Figure content listings:
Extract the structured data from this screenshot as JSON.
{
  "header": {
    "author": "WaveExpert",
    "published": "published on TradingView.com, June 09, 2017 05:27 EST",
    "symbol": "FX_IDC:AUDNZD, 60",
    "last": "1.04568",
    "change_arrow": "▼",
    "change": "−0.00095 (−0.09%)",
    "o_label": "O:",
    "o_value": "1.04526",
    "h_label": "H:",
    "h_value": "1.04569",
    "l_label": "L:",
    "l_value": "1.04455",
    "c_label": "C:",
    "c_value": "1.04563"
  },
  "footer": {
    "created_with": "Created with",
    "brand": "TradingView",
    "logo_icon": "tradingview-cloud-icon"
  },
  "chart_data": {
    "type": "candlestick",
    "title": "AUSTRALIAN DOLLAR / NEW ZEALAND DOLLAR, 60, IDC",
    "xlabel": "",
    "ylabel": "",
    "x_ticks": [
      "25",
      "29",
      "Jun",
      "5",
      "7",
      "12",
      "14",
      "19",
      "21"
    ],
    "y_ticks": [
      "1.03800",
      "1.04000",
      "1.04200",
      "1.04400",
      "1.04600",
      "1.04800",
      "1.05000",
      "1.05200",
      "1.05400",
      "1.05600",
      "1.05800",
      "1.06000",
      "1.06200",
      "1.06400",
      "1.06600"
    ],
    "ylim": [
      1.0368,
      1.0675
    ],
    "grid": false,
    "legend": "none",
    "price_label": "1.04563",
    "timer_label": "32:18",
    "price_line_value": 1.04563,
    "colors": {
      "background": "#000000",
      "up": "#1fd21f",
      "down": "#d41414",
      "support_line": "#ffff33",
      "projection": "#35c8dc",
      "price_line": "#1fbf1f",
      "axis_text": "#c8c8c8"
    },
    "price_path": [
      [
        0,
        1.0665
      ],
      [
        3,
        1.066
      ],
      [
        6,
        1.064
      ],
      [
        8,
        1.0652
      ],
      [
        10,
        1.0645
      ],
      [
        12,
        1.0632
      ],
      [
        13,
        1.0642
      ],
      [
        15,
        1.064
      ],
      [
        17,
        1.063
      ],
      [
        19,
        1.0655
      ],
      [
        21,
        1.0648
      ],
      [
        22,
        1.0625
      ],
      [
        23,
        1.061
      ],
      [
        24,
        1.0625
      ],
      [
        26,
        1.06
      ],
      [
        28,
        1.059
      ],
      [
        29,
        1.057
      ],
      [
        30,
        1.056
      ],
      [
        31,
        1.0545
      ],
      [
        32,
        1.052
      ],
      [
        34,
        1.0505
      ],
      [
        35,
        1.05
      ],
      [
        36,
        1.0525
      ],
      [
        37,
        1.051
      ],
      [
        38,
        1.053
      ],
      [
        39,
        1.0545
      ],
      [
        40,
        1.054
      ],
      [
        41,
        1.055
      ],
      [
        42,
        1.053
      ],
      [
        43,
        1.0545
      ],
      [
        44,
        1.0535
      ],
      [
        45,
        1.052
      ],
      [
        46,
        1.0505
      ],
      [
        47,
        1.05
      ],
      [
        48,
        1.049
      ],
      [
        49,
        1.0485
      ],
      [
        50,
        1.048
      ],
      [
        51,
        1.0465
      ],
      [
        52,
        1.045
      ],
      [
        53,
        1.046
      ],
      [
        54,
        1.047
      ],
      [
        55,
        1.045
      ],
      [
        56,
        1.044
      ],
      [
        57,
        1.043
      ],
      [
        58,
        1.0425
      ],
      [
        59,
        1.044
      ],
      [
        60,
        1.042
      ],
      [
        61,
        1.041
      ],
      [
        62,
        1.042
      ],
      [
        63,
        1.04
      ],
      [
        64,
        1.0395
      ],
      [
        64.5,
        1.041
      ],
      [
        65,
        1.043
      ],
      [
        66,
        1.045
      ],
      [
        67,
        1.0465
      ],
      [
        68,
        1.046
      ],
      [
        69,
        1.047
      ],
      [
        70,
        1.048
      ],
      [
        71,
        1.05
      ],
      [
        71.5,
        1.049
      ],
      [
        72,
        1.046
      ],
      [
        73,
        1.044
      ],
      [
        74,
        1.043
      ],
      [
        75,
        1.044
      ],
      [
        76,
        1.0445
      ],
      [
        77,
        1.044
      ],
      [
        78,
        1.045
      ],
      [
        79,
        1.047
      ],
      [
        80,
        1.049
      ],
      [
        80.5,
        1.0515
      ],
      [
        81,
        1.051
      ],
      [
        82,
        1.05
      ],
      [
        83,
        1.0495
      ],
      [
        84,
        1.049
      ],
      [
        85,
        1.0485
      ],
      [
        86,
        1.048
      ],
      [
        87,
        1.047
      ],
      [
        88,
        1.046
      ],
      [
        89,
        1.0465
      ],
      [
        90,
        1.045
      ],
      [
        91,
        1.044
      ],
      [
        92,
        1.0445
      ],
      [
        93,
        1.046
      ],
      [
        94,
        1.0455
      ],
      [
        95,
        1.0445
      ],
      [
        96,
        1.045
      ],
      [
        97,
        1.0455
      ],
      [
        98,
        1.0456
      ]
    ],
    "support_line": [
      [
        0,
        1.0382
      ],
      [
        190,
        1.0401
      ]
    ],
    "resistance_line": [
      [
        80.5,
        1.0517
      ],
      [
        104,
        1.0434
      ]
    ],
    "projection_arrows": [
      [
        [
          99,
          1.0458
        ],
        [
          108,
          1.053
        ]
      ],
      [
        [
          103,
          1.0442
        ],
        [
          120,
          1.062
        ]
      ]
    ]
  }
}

▸ Written request
Using the entries above, please restate each one word for word.

▸ Response to the task
Extract the structured data from this screenshot as JSON.
{
  "header": {
    "author": "WaveExpert",
    "published": "published on TradingView.com, June 09, 2017 05:27 EST",
    "symbol": "FX_IDC:AUDNZD, 60",
    "last": "1.04568",
    "change_arrow": "▼",
    "change": "−0.00095 (−0.09%)",
    "o_label": "O:",
    "o_value": "1.04526",
    "h_label": "H:",
    "h_value": "1.04569",
    "l_label": "L:",
    "l_value": "1.04455",
    "c_label": "C:",
    "c_value": "1.04563"
  },
  "footer": {
    "created_with": "Created with",
    "brand": "TradingView",
    "logo_icon": "tradingview-cloud-icon"
  },
  "chart_data": {
    "type": "candlestick",
    "title": "AUSTRALIAN DOLLAR / NEW ZEALAND DOLLAR, 60, IDC",
    "xlabel": "",
    "ylabel": "",
    "x_ticks": [
      "25",
      "29",
      "Jun",
      "5",
      "7",
      "12",
      "14",
      "19",
      "21"
    ],
    "y_ticks": [
      "1.03800",
      "1.04000",
      "1.04200",
      "1.04400",
      "1.04600",
      "1.04800",
      "1.05000",
      "1.05200",
      "1.05400",
      "1.05600",
      "1.05800",
      "1.06000",
      "1.06200",
      "1.06400",
      "1.06600"
    ],
    "ylim": [
      1.0368,
      1.0675
    ],
    "grid": false,
    "legend": "none",
    "price_label": "1.04563",
    "timer_label": "32:18",
    "price_line_value": 1.04563,
    "colors": {
      "background": "#000000",
      "up": "#1fd21f",
      "down": "#d41414",
      "support_line": "#ffff33",
      "projection": "#35c8dc",
      "price_line": "#1fbf1f",
      "axis_text": "#c8c8c8"
    },
    "price_path": [
      [
        0,
        1.0665
      ],
      [
        3,
        1.066
      ],
      [
        6,
        1.064
      ],
      [
        8,
        1.0652
      ],
      [
        10,
        1.0645
      ],
      [
        12,
        1.0632
      ],
      [
        13,
        1.0642
      ],
      [
        15,
        1.064
      ],
      [
        17,
        1.063
      ],
      [
        19,
        1.0655
      ],
      [
        21,
        1.0648
      ],
      [
        22,
        1.0625
      ],
      [
        23,
        1.061
      ],
      [
        24,
        1.0625
      ],
      [
        26,
        1.06
      ],
      [
        28,
        1.059
      ],
      [
        29,
        1.057
      ],
      [
        30,
        1.056
      ],
      [
        31,
        1.0545
      ],
      [
        32,
        1.052
      ],
      [
        34,
        1.0505
      ],
      [
        35,
        1.05
      ],
      [
        36,
        1.0525
      ],
      [
        37,
        1.051
      ],
      [
        38,
        1.053
      ],
      [
        39,
        1.0545
      ],
      [
        40,
        1.054
      ],
      [
        41,
        1.055
      ],
      [
        42,
        1.053
      ],
      [
        43,
        1.0545
      ],
      [
        44,
        1.0535
      ],
      [
        45,
        1.052
      ],
      [
        46,
        1.0505
      ],
      [
        47,
        1.05
      ],
      [
        48,
        1.049
      ],
      [
        49,
        1.0485
      ],
      [
        50,
        1.048
      ],
      [
        51,
        1.0465
      ],
      [
        52,
        1.045
      ],
      [
        53,
        1.046
      ],
      [
        54,
        1.047
      ],
      [
        55,
        1.045
      ],
      [
        56,
        1.044
      ],
      [
        57,
        1.043
      ],
      [
        58,
        1.0425
      ],
      [
        59,
        1.044
      ],
      [
        60,
        1.042
      ],
      [
        61,
        1.041
      ],
      [
        62,
        1.042
      ],
      [
        63,
        1.04
      ],
      [
        64,
        1.0395
      ],
      [
        64.5,
        1.041
      ],
      [
        65,
        1.043
      ],
      [
        66,
        1.045
      ],
      [
        67,
        1.0465
      ],
      [
        68,
        1.046
      ],
      [
        69,
        1.047
      ],
      [
        70,
        1.048
      ],
      [
        71,
        1.05
      ],
      [
        71.5,
        1.049
      ],
      [
        72,
        1.046
      ],
      [
        73,
        1.044
      ],
      [
        74,
        1.043
      ],
      [
        75,
        1.044
      ],
      [
        76,
        1.0445
      ],
      [
        77,
        1.044
      ],
      [
        78,
        1.045
      ],
      [
        79,
        1.047
      ],
      [
        80,
        1.049
      ],
      [
        80.5,
        1.0515
      ],
      [
        81,
        1.051
      ],
      [
        82,
        1.05
      ],
      [
        83,
        1.0495
      ],
      [
        84,
        1.049
      ],
      [
        85,
        1.0485
      ],
      [
        86,
        1.048
      ],
      [
        87,
        1.047
      ],
      [
        88,
        1.046
      ],
      [
        89,
        1.0465
      ],
      [
        90,
        1.045
      ],
      [
        91,
        1.044
      ],
      [
        92,
        1.0445
      ],
      [
        93,
        1.046
      ],
      [
        94,
        1.0455
      ],
      [
        95,
        1.0445
      ],
      [
        96,
        1.045
      ],
      [
        97,
        1.0455
      ],
      [
        98,
        1.0456
      ]
    ],
    "support_line": [
      [
        0,
        1.0382
      ],
      [
        190,
        1.0401
      ]
    ],
    "resistance_line": [
      [
        80.5,
        1.0517
      ],
      [
        104,
        1.0434
      ]
    ],
    "projection_arrows": [
      [
        [
          99,
          1.0458
        ],
        [
          108,
          1.053
        ]
      ],
      [
        [
          103,
          1.0442
        ],
        [
          120,
          1.062
        ]
      ]
    ]
  }
}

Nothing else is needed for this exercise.